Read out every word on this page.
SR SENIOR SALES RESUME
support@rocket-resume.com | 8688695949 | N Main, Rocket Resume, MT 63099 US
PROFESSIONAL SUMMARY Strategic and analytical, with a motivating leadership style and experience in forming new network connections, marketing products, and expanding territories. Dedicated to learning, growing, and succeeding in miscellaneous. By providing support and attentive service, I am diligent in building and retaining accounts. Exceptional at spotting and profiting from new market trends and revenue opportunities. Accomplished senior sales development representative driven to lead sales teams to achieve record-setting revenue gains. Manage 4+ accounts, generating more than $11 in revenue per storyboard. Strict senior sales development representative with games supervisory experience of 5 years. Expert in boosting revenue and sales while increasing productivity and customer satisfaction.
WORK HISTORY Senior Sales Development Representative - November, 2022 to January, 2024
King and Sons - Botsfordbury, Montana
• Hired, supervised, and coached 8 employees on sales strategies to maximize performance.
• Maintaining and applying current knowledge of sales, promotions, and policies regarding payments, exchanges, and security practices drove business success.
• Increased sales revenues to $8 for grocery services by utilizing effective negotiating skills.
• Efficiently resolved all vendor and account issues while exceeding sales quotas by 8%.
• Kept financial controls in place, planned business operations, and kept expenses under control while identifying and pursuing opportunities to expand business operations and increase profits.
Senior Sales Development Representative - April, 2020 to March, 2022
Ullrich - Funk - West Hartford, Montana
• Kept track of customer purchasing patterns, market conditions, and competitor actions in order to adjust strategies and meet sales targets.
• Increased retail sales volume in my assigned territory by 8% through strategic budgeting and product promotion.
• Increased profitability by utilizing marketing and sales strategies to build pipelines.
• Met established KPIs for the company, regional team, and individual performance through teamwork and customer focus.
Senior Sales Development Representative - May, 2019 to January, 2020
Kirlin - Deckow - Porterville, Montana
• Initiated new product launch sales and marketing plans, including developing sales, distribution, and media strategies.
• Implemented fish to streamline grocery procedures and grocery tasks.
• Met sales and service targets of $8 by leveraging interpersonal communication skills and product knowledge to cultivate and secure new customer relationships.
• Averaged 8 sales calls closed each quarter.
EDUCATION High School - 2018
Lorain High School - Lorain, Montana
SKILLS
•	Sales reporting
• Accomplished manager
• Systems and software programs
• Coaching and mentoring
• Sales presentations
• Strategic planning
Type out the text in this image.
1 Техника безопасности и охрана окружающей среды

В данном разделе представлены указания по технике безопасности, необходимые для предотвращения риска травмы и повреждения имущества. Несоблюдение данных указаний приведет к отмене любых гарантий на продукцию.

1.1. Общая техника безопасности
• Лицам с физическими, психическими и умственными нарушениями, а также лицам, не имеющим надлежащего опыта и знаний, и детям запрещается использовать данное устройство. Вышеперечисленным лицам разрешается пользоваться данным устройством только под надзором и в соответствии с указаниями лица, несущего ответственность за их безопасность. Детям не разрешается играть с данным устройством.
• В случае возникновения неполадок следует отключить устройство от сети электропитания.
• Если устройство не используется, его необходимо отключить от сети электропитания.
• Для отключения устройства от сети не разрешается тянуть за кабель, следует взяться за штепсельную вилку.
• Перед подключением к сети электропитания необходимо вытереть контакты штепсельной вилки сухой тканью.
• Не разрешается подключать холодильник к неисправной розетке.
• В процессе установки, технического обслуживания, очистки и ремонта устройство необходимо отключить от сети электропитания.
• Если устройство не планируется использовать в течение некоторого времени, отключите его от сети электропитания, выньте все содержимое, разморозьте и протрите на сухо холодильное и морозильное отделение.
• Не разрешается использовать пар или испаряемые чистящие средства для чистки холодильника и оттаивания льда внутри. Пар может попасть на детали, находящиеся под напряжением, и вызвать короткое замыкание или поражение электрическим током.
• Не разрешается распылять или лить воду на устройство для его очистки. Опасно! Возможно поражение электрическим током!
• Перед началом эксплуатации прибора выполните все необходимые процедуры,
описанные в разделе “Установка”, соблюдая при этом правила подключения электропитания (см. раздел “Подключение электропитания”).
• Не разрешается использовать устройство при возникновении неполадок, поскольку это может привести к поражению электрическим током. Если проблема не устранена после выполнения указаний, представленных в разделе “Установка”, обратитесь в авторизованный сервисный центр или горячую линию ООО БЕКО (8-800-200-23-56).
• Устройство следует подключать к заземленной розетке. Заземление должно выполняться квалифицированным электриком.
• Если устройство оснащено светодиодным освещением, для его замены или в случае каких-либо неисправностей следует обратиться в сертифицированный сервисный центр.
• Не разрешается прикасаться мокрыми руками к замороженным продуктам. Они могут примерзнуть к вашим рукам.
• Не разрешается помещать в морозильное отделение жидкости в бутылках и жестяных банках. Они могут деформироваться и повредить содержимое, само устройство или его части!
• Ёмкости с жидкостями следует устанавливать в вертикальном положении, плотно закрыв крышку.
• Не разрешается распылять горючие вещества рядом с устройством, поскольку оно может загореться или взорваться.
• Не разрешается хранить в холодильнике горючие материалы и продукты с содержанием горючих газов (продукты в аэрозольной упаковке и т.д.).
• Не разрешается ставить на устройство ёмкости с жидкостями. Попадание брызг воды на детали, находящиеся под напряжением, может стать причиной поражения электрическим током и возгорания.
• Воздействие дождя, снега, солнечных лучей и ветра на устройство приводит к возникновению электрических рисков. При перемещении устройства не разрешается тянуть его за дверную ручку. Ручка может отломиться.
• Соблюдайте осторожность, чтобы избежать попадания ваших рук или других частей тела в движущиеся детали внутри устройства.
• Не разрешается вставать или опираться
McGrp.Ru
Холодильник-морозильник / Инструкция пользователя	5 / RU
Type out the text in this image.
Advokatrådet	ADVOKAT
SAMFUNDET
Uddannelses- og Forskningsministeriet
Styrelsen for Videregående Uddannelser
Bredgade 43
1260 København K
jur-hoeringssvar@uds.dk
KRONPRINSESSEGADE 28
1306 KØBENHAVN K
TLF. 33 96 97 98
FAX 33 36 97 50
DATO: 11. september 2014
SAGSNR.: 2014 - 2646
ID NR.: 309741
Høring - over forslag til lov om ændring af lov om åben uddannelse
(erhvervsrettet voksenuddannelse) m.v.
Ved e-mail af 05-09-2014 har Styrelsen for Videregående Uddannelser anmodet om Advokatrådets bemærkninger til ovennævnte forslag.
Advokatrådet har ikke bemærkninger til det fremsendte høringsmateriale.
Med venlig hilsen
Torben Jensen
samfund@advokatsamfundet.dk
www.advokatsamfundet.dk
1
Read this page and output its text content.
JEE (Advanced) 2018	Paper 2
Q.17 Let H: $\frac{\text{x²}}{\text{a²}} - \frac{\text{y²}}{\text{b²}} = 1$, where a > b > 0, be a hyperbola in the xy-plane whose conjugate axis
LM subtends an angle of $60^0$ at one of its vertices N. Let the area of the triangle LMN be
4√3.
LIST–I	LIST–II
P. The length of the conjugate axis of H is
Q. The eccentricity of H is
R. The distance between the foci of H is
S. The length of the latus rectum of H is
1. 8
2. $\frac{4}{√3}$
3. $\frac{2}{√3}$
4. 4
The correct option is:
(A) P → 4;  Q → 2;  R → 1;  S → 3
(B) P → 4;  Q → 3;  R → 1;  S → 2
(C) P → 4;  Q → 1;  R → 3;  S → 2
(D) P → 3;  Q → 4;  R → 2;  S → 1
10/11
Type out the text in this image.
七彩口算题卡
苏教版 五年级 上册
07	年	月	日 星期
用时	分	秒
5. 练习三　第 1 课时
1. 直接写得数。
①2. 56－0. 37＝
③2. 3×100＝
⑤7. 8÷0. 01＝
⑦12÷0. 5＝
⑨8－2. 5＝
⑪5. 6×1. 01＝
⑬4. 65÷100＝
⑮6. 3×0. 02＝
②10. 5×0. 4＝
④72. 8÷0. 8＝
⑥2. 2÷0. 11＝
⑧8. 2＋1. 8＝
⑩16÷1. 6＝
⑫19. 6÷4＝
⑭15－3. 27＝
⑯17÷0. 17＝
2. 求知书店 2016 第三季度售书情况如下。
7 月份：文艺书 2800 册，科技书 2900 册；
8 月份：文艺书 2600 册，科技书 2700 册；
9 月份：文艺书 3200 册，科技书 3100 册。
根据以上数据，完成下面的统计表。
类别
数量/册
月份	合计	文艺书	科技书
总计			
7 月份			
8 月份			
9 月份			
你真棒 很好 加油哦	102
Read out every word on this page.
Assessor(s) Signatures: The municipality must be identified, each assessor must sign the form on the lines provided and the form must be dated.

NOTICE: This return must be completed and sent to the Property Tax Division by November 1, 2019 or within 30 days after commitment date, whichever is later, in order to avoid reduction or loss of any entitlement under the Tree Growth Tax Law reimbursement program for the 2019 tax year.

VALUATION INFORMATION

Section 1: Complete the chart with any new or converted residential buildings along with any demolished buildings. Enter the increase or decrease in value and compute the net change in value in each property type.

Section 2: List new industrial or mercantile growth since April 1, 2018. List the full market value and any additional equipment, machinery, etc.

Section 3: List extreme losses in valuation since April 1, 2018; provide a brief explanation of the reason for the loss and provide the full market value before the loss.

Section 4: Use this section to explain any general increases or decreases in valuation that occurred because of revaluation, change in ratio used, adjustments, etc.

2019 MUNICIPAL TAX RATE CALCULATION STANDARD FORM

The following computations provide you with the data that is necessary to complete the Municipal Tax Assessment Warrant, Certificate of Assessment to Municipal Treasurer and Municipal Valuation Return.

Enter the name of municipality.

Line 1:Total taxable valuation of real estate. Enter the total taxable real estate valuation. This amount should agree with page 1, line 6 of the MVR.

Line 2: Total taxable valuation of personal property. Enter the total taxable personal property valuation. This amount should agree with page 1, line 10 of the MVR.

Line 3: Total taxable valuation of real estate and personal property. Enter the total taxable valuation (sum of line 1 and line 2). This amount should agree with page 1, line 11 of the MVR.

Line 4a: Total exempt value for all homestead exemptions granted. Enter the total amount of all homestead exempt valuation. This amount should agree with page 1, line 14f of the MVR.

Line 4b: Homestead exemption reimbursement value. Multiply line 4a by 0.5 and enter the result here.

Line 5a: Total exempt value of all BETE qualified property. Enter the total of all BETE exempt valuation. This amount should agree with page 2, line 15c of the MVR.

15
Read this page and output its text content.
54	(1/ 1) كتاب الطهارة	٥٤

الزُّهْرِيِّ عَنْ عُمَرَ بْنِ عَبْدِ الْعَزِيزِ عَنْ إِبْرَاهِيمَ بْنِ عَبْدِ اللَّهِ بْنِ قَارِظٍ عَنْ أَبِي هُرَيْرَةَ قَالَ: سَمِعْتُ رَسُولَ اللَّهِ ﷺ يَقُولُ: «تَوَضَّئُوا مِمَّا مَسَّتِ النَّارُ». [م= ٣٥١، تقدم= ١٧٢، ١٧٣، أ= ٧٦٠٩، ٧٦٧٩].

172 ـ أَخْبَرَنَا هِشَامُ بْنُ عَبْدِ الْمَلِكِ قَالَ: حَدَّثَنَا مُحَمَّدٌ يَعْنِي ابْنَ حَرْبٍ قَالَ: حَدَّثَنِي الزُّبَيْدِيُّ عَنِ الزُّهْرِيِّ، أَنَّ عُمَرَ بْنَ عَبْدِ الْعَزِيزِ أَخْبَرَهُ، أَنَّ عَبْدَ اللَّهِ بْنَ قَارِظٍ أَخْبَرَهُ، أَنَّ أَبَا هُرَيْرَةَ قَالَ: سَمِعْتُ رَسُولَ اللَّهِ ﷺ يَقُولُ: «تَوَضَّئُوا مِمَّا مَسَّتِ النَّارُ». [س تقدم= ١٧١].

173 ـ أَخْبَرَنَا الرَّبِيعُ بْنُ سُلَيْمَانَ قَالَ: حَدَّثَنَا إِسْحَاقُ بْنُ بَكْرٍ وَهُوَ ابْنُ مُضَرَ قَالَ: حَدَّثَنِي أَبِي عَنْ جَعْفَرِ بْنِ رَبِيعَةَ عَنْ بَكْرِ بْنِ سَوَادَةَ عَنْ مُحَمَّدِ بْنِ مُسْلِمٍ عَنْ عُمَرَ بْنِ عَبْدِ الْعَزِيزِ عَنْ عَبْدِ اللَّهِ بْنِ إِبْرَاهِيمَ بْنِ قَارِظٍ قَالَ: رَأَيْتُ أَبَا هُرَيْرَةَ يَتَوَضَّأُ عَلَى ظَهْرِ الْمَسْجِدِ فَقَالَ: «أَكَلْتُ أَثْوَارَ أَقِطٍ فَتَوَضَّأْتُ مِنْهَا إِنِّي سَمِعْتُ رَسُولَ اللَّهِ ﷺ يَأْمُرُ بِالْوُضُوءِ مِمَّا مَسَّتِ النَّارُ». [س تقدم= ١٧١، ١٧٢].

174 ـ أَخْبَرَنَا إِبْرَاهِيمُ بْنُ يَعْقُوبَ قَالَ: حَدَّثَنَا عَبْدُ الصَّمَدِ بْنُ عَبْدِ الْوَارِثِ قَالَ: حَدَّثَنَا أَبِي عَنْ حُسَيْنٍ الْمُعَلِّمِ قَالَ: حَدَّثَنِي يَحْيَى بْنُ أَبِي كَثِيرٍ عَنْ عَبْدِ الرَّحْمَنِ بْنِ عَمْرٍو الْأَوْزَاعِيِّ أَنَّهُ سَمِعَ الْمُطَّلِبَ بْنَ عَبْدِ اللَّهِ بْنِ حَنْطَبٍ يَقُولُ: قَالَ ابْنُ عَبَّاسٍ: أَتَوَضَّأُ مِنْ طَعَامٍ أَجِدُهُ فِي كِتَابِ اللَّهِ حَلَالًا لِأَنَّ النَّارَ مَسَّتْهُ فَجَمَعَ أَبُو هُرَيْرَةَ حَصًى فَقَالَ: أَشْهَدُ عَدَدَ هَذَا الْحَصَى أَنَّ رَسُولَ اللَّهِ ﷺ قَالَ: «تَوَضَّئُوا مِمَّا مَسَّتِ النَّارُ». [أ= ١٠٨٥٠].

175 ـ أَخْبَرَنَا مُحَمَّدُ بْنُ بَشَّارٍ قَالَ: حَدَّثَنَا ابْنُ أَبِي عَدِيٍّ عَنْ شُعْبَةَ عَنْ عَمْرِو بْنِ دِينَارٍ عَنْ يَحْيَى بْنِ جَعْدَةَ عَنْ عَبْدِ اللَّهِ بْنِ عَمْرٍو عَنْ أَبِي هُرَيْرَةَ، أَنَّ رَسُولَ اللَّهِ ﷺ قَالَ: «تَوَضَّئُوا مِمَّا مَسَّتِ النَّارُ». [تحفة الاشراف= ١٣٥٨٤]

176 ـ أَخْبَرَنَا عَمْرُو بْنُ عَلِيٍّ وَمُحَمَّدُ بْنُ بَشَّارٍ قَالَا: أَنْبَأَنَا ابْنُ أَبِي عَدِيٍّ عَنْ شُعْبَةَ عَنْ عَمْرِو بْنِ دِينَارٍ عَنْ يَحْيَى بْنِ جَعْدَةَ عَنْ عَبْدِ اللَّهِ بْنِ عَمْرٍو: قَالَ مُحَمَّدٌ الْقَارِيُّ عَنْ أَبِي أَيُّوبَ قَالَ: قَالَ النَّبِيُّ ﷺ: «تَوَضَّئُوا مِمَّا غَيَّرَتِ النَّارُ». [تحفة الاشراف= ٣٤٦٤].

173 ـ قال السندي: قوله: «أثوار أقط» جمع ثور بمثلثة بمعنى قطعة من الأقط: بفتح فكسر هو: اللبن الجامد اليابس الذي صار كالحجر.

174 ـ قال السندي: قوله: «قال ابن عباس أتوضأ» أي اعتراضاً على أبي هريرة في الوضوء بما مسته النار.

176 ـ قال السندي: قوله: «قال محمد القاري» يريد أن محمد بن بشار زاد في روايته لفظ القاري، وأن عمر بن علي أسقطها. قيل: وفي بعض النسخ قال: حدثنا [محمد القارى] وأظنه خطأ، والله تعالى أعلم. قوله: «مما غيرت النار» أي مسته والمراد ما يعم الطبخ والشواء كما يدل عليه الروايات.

○ ○ ○

### TASK TO COMPLETE:
In the records above, find each line holding "случае" and copy it.

### EXERCISE RESPONSE:
• В случае возникновения неполадок следует отключить устройство от сети электропитания.
• Если устройство оснащено светодиодным освещением, для его замены или в случае каких-либо неисправностей следует обратиться в сертифицированный сервисный центр.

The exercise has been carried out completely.